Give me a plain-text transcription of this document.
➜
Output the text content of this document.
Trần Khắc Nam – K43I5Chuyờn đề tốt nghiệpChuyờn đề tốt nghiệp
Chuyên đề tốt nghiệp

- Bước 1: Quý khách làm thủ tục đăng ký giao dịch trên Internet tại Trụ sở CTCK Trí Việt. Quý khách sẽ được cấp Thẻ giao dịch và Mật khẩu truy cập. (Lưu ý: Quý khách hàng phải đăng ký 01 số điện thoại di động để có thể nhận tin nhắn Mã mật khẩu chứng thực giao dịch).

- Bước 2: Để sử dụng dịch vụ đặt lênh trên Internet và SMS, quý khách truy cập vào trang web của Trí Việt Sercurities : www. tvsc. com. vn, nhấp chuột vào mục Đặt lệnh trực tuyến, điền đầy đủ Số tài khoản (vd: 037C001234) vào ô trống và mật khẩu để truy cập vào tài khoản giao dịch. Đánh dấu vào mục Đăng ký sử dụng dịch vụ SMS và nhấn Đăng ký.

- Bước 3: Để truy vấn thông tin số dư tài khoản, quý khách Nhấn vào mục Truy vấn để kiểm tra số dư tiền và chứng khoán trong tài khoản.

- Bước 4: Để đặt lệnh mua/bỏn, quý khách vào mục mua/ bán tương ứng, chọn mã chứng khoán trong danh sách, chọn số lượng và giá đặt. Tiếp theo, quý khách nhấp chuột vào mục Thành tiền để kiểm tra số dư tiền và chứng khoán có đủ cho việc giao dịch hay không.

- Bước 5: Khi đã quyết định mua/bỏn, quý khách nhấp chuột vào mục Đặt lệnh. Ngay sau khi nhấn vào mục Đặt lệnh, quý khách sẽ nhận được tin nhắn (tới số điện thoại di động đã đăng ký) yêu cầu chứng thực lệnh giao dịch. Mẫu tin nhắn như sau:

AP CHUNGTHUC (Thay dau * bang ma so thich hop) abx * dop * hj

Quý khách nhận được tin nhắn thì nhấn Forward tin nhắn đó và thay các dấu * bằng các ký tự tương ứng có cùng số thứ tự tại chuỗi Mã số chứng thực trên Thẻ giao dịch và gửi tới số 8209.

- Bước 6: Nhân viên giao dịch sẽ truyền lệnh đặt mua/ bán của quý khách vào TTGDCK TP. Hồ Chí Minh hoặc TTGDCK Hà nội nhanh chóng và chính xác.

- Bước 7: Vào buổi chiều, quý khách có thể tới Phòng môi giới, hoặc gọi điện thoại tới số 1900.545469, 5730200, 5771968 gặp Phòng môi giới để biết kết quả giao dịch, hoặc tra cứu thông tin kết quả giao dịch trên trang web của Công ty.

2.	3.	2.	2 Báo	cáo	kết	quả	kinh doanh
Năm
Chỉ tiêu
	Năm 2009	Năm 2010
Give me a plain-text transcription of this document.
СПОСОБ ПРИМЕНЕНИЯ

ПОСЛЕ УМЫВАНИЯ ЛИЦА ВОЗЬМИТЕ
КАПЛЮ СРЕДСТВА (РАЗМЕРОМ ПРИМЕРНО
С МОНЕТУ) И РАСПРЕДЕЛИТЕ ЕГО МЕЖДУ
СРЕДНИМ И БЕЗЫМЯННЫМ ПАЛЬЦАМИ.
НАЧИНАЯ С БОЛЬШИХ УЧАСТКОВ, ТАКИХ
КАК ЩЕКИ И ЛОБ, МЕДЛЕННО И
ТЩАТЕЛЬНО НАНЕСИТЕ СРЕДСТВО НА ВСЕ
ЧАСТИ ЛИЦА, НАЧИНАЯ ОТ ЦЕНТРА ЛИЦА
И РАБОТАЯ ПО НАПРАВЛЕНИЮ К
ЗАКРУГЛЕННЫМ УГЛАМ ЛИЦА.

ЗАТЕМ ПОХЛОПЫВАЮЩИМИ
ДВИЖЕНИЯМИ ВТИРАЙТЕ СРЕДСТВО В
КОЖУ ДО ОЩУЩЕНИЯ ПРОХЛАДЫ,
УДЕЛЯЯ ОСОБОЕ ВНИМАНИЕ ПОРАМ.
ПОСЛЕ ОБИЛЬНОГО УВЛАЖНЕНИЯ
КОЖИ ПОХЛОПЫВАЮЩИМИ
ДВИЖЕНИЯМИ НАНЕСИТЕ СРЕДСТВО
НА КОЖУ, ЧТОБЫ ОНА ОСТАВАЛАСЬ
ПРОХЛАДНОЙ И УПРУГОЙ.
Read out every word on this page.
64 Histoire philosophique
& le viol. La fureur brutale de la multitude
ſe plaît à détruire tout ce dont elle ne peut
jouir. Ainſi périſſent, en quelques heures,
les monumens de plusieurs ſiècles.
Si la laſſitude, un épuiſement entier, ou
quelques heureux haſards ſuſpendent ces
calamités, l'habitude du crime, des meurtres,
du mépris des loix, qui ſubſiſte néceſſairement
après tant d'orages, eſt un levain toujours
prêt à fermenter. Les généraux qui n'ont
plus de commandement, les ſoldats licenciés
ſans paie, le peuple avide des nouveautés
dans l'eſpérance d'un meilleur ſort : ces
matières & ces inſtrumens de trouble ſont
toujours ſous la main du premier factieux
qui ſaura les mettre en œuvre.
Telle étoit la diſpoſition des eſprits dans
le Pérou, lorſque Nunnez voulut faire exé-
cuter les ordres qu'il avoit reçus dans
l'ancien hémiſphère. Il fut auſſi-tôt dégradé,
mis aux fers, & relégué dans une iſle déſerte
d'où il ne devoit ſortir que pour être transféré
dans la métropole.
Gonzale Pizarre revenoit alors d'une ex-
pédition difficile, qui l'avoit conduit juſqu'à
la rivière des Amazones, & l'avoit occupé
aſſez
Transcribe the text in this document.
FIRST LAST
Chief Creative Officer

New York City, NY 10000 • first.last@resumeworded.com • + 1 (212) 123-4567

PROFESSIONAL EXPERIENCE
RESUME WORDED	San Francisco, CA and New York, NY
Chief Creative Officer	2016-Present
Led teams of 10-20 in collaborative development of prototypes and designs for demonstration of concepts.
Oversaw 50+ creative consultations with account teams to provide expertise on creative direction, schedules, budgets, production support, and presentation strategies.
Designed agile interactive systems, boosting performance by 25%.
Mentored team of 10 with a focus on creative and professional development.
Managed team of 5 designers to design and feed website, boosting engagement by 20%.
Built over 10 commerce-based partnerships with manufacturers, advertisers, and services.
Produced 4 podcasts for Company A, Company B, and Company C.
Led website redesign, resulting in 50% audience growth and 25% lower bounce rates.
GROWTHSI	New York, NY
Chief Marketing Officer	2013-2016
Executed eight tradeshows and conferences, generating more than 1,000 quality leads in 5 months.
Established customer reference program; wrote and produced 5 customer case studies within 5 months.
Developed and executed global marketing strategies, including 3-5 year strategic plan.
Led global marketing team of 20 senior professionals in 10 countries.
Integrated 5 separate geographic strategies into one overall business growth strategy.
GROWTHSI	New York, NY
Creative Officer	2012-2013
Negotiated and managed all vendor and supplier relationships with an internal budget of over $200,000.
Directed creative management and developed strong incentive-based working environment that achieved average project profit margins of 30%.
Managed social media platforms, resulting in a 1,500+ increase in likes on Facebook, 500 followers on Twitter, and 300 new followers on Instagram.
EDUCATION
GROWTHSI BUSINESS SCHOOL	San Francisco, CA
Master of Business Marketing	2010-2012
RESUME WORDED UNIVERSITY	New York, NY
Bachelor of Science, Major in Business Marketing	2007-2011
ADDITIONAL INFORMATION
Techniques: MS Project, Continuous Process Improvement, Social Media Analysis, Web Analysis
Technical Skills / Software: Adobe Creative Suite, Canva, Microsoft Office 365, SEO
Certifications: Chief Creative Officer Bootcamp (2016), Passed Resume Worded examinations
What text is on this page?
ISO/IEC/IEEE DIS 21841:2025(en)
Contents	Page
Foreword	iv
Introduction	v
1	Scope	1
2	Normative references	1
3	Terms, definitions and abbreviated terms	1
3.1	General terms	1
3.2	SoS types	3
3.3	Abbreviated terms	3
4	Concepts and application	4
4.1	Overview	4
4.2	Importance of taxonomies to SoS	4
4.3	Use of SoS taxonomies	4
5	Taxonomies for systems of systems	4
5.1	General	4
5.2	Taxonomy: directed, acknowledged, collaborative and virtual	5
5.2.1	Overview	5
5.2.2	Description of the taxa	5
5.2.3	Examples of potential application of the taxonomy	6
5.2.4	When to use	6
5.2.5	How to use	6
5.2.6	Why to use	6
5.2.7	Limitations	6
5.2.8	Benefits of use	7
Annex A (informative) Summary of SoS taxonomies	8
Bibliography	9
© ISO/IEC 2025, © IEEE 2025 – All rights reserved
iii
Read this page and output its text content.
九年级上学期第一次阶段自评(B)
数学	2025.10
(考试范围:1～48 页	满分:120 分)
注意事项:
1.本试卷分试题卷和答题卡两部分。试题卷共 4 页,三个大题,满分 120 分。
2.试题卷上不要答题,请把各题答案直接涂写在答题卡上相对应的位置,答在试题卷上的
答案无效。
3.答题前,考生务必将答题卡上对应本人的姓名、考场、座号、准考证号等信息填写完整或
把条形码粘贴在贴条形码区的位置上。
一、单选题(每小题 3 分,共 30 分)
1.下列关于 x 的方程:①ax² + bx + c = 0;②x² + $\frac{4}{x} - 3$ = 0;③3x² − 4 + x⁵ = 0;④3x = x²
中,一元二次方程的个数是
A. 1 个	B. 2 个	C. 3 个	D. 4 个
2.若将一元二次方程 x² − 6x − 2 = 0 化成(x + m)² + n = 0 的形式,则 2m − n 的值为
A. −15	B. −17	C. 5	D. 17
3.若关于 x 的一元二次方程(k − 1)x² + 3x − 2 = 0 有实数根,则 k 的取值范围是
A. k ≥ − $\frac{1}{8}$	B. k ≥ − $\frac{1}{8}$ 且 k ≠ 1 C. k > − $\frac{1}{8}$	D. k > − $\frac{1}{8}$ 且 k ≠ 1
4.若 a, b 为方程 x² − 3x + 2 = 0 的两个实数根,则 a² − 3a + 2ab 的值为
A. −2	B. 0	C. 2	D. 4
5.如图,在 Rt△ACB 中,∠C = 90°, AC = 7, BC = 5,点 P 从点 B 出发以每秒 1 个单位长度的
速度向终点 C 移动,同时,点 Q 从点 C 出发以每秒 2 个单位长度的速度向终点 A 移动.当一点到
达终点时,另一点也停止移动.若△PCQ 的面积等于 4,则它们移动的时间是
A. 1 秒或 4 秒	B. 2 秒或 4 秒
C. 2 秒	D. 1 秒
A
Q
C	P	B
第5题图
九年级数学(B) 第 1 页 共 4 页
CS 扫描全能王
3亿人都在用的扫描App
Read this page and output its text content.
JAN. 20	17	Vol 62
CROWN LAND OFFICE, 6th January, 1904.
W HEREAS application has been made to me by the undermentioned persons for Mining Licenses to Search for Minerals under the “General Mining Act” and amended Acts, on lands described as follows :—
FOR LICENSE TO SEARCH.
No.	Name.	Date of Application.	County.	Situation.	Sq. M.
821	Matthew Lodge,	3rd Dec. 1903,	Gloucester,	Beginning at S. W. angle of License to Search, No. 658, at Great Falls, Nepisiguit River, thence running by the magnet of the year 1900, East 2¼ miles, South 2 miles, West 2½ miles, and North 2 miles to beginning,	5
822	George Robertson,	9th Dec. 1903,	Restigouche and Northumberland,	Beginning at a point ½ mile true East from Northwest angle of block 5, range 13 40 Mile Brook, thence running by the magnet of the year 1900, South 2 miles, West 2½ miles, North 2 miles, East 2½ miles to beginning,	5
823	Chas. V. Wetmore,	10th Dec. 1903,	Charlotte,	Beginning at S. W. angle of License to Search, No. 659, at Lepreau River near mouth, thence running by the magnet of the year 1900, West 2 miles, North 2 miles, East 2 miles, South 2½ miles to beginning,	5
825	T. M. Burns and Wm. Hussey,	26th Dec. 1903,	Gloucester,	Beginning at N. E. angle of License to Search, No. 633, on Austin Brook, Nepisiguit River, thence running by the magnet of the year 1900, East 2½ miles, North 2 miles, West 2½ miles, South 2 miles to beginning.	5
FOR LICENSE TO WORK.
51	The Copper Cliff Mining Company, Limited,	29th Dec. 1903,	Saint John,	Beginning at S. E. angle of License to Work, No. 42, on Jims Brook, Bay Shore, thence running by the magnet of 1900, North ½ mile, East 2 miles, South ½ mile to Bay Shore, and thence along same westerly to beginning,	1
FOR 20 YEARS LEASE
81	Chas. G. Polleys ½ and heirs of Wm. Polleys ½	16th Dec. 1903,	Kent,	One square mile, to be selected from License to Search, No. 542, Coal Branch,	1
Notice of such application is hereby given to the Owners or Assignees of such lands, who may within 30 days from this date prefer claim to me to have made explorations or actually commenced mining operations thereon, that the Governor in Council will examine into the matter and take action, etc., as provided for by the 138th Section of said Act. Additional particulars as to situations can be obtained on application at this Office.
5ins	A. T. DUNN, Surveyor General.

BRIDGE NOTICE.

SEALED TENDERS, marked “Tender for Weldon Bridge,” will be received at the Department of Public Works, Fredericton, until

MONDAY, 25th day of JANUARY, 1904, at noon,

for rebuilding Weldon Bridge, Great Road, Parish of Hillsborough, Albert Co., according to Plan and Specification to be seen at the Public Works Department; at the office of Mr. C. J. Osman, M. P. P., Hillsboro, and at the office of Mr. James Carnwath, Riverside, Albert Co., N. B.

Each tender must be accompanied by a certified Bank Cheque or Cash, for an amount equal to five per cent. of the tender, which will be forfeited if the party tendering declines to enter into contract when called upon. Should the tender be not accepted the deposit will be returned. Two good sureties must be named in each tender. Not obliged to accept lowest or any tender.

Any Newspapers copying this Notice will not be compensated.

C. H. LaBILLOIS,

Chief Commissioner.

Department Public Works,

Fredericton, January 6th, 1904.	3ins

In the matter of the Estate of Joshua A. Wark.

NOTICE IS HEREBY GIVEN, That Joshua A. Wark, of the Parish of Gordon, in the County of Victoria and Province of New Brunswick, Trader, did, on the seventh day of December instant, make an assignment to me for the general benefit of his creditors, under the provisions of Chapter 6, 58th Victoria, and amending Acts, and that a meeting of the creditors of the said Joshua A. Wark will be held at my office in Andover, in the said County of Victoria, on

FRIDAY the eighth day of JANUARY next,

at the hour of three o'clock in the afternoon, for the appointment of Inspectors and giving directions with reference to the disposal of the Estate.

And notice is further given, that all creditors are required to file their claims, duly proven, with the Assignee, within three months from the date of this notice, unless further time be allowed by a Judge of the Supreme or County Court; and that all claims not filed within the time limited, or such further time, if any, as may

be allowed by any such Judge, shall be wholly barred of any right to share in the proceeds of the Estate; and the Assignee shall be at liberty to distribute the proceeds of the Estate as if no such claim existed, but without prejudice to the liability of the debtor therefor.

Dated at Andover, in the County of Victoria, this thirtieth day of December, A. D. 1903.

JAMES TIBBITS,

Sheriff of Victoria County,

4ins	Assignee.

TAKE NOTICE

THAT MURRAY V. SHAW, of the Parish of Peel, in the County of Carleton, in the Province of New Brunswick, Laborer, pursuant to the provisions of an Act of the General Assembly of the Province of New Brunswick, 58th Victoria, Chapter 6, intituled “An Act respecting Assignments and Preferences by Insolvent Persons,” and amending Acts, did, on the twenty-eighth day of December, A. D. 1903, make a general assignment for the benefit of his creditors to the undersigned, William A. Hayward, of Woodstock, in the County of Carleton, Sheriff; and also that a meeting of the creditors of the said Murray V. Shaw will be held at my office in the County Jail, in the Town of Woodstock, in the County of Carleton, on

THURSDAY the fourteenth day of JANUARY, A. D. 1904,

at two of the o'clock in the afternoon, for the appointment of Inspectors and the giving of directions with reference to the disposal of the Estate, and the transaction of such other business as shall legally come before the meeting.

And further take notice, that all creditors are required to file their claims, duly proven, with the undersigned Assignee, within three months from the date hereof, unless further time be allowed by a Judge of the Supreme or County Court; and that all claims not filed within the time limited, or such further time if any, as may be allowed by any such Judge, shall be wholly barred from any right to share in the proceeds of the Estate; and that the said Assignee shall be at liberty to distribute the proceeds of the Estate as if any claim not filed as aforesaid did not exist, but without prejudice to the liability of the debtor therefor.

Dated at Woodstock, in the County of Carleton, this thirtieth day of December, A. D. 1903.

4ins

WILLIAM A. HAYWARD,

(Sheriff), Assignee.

■ **WHAT THIS TASK INVOLVES**
Select every line in the records above that contains the word "collaborative".

■ **ANSWER IN FULL**
Led teams of 10-20 in collaborative development of prototypes and designs for demonstration of concepts.
5.2	Taxonomy: directed, acknowledged, collaborative and virtual	5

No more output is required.